Abstract:
A 48-year-old male diagnosed with Acute promyelocytic leukemia (APL)
started on all-trans retinoic acid and arsenic trioxide, developed
typical symptoms of differentiation syndrome, and improved dramatically
on steroids. Hence, any APL patient started on chemotherapy, needs to be
monitored closely for developing differentiation syndrome and to start
steroid upon suspicion.
Case presentation:
A 48-year-old male diagnosed with APL started on all trans-retinoic
acid (ATRA) and arsenic trioxide(ATO) as per protocol (1), on day 2 he
started to have fever, dyspnea, hemoptysis. Chest X-ray (CXR) showed
bilateral infiltration (Figure A) and patient was started on
dexamethasone, based on suspicion of differentiation syndrome. Patient
improved significantly within 24 hrs, and follow-up CXR showed
resolution of infiltrates (Figure B). Diagnosis of differentiation
syndrome requires 3 or more of clinical features: fever> 38
c , weight gain >5 kg , hypotension, dyspnea, radiographic
opacities, pleural or pericardial effusion & Acute renal failure (2).

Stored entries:
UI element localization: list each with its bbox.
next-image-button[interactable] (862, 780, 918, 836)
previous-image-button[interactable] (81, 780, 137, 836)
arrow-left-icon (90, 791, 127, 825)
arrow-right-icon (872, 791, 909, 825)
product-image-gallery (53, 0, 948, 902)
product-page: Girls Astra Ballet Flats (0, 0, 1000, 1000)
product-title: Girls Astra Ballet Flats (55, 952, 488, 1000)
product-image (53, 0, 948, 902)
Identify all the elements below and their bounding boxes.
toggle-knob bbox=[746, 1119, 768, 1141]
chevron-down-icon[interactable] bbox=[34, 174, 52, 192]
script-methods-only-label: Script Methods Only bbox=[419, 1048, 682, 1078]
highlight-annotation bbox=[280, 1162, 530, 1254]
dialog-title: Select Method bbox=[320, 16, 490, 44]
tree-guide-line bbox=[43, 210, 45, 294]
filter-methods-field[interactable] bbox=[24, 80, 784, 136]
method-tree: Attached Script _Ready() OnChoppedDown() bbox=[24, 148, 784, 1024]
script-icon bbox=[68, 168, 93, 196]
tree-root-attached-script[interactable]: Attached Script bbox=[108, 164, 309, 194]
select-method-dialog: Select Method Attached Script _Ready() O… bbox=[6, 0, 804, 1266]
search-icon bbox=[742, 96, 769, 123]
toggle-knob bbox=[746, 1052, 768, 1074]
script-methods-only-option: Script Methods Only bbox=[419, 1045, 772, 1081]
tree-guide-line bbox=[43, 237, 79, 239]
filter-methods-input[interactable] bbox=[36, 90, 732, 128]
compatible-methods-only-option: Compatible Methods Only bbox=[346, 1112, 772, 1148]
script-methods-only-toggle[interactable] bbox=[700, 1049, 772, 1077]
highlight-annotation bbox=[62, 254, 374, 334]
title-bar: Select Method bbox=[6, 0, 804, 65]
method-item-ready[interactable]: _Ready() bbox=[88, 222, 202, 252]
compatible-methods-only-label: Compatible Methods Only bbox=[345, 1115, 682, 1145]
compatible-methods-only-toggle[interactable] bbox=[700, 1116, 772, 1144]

**Required work**
1: Answer these questions about the case report on differentiation syndrome, one line each:
(a) Which symptoms did the patient start to have on day 2?
(b) Which drug was the patient started on because differentiation syndrome was suspected?
(c) How many clinical features does a diagnosis of differentiation syndrome require?
2: Extend the case report on differentiation syndrome with a few sentences that pick up right after its final sentence.

**Outputs in order**
1:
(a) Fever, dyspnea, and hemoptysis.
(b) Dexamethasone.
(c) 3 or more.

2:
Treatment is dexamethasone 10 mg twice daily initially, and then to
adjust the steroid dose based on patient clinical status.
Differentiation syndrome is a fatal complication therefore there should
be high index of suspicion in APL patients who deteriorates after
starting chemotherapy and to start treatment empirically.